第299号 「結婚の自由をすべての人に」訴訟福岡地裁判決  

~福岡地裁令和5年6月8日判決※1

文献番号 2023WLJCC021
名古屋市立大学大学院 教授
小林 直三

1.はじめに
 本稿は、いわゆる「婚姻の自由をすべての人に」訴訟に関する2023年6月8日の福岡地裁判決を紹介し検討するものである。これは、同性婚を認める規定を設けていない民法等の規定の違憲性が争われた一連の国家賠償請求訴訟の5番目の地裁判決にあたるものであり、本稿で扱う福岡地裁判決以前にも、すでに札幌地裁判決※2、大阪地裁判決※3、東京地裁判決※4、そして、名古屋地裁判決※5が出されている。 本件福岡地裁判決では、国家賠償請求そのものは棄却しているが、同性間の婚姻を認めていない現状を憲法24条2項に違反する状態であるとした。

2.判例要旨
 日本国憲法24条1項について、本件福岡地裁判決は、「憲法24条1項の制定時において同性婚は想定されていなかったものと認められ、当該規定は同性婚を禁止する趣旨であるとはいえないものの、同条でいう『婚姻』は異性間の婚姻を指し、同性婚を含むものではないと解するのが相当である」とした。また、「婚姻は・・・・・・法律上の制度であり、当事者の意思のみによってその要件や効果を決定できるものではないことからすれば、婚姻の自由が憲法上尊重すべき利益であるとしても、これを超えて憲法上の権利と構成するのは困難である」とした。ただし、「婚姻についての社会通念や国民の意識、価値観は変遷し得るものであり、こうした社会通念等の変遷により同性婚が異性婚と異ならない実態と国民の社会的承認がある場合には、同性婚は『婚姻』に含まれると解する余地があると言い得る」が、しかし、「婚姻についての社会通念や価値観が変遷しつつあるとは言い得るものの、同性婚が異性婚と変わらない社会的承認が得られているとまでは認め難い」とし、「同性婚を憲法24条1項の『婚姻』に含むと解釈することは少なくとも現時点においては困難であ」るとした。

(データ部分)

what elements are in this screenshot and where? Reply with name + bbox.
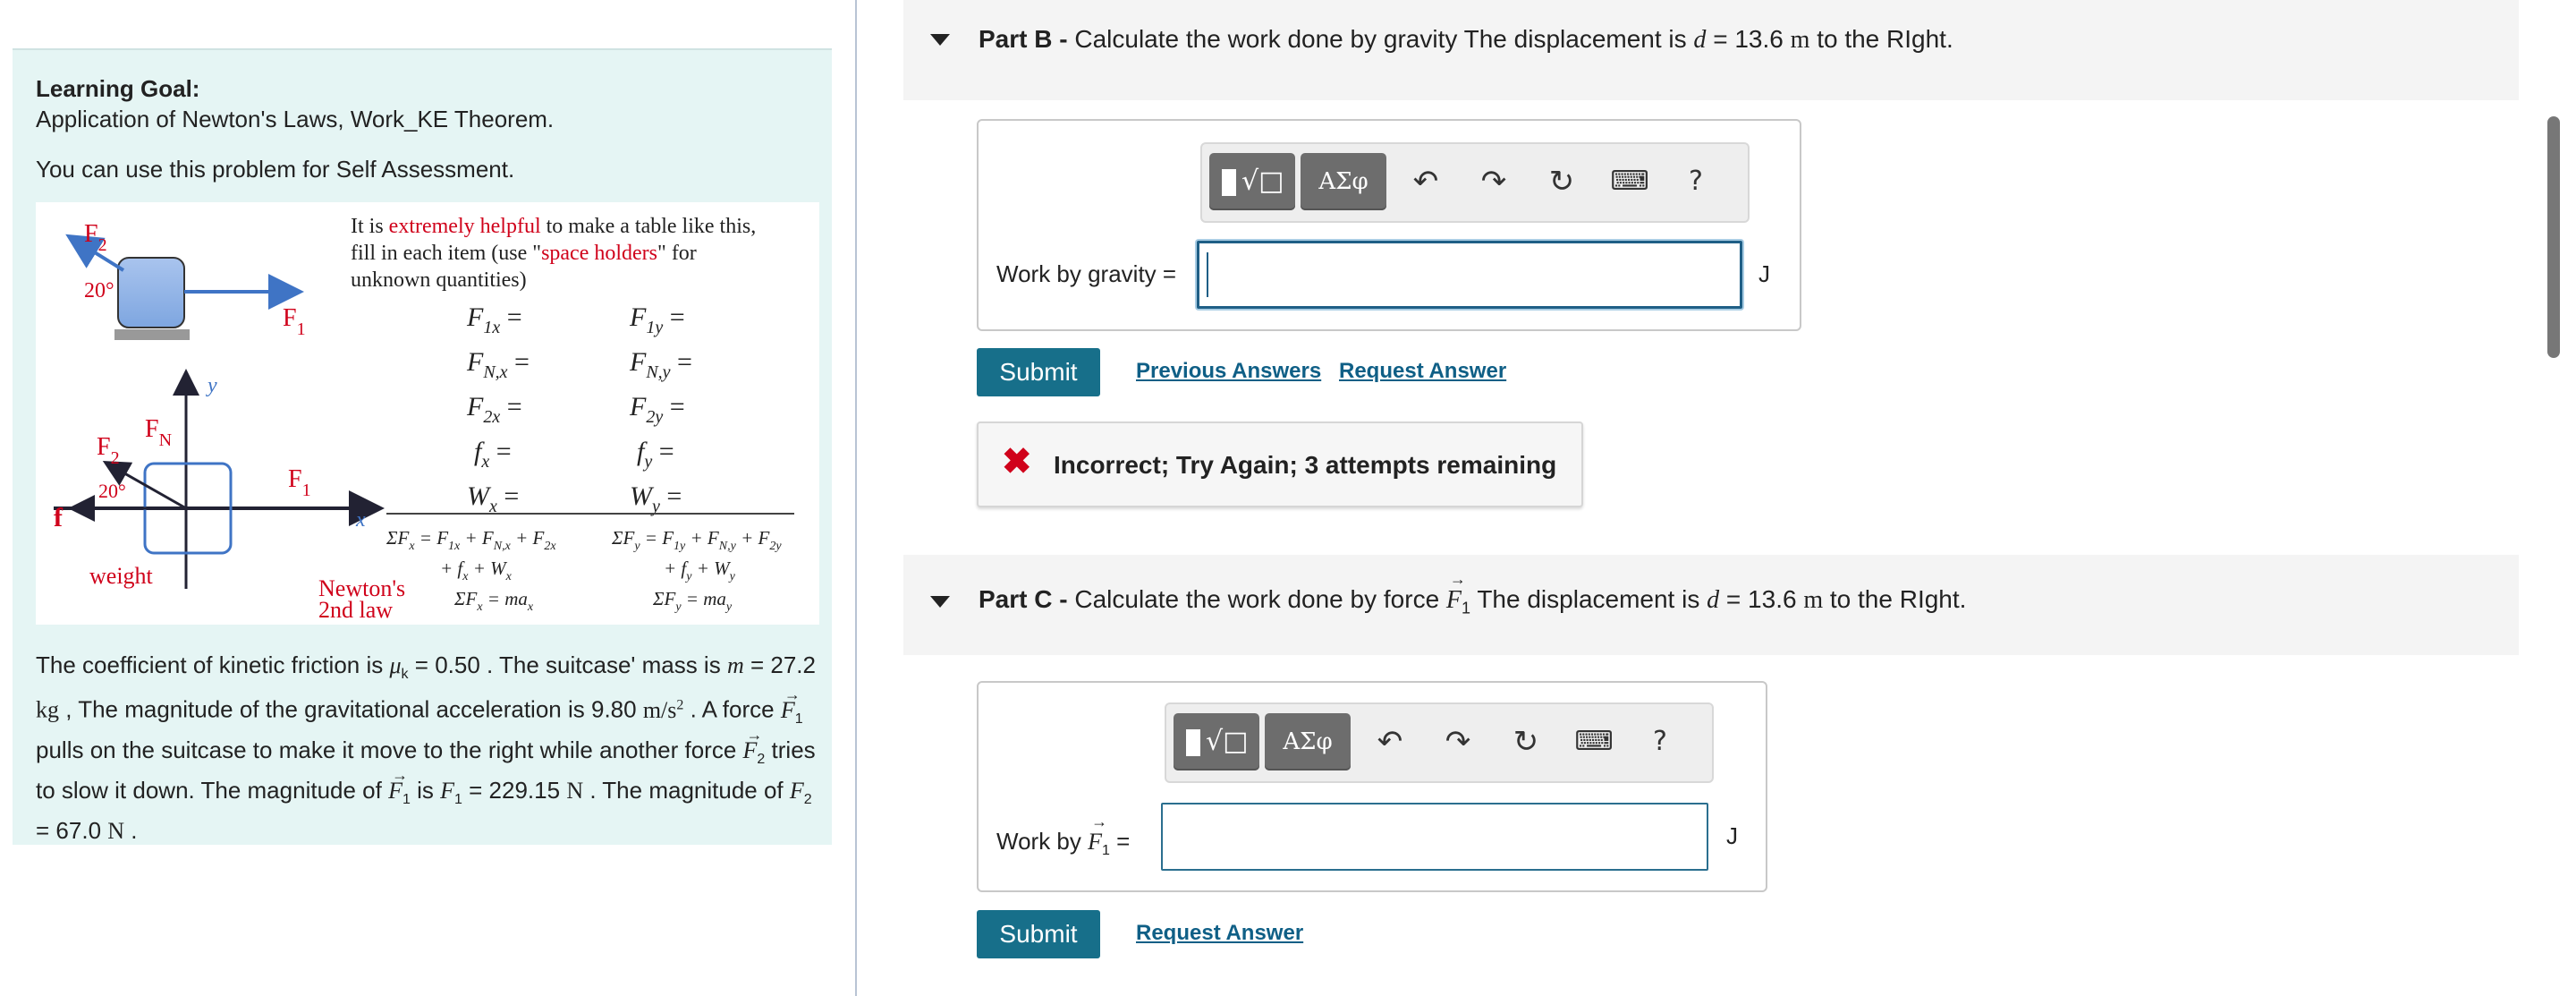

(作業項目)
1 – 本文の「本稿は、いわゆる」で始まる段落を、主な事実を保ったまま箇条書きに改めてください。
2 – 本文において、福岡地裁判決より前にすでに出されていたとされる地裁判決をすべて挙げてください。
3 – 本文に基づき、次の問いに答えてください。
(a) 福岡地裁判決は、国家賠償請求そのものをどのように扱いましたか。
(b) 同判決は、同性間の婚姻を認めていない現状を憲法のどの規定に違反する状態であるとしましたか。
(c) 同判決によれば、憲法24条1項の制定時において同性婚は想定されていましたか。
データは本文とは関係がありません。

(各問の解答)
1 –
- 本稿は、2023年6月8日の福岡地裁判決を紹介し、検討するものである。
- 同判決は、同性婚を認める規定を設けていない民法等の規定の違憲性が争われた一連の国家賠償請求訴訟のうち、5番目の地裁判決にあたる。
- これ以前に、札幌地裁、大阪地裁、東京地裁、名古屋地裁の各判決が出されている。
- 同判決は国家賠償請求を棄却したが、同性間の婚姻を認めていない現状を憲法24条2項に違反する状態であるとした。

2 –
- 札幌地裁判決
- 大阪地裁判決
- 東京地裁判決
- 名古屋地裁判決

3 –
(a) 棄却した。
(b) 憲法24条2項。
(c) 想定されていなかった。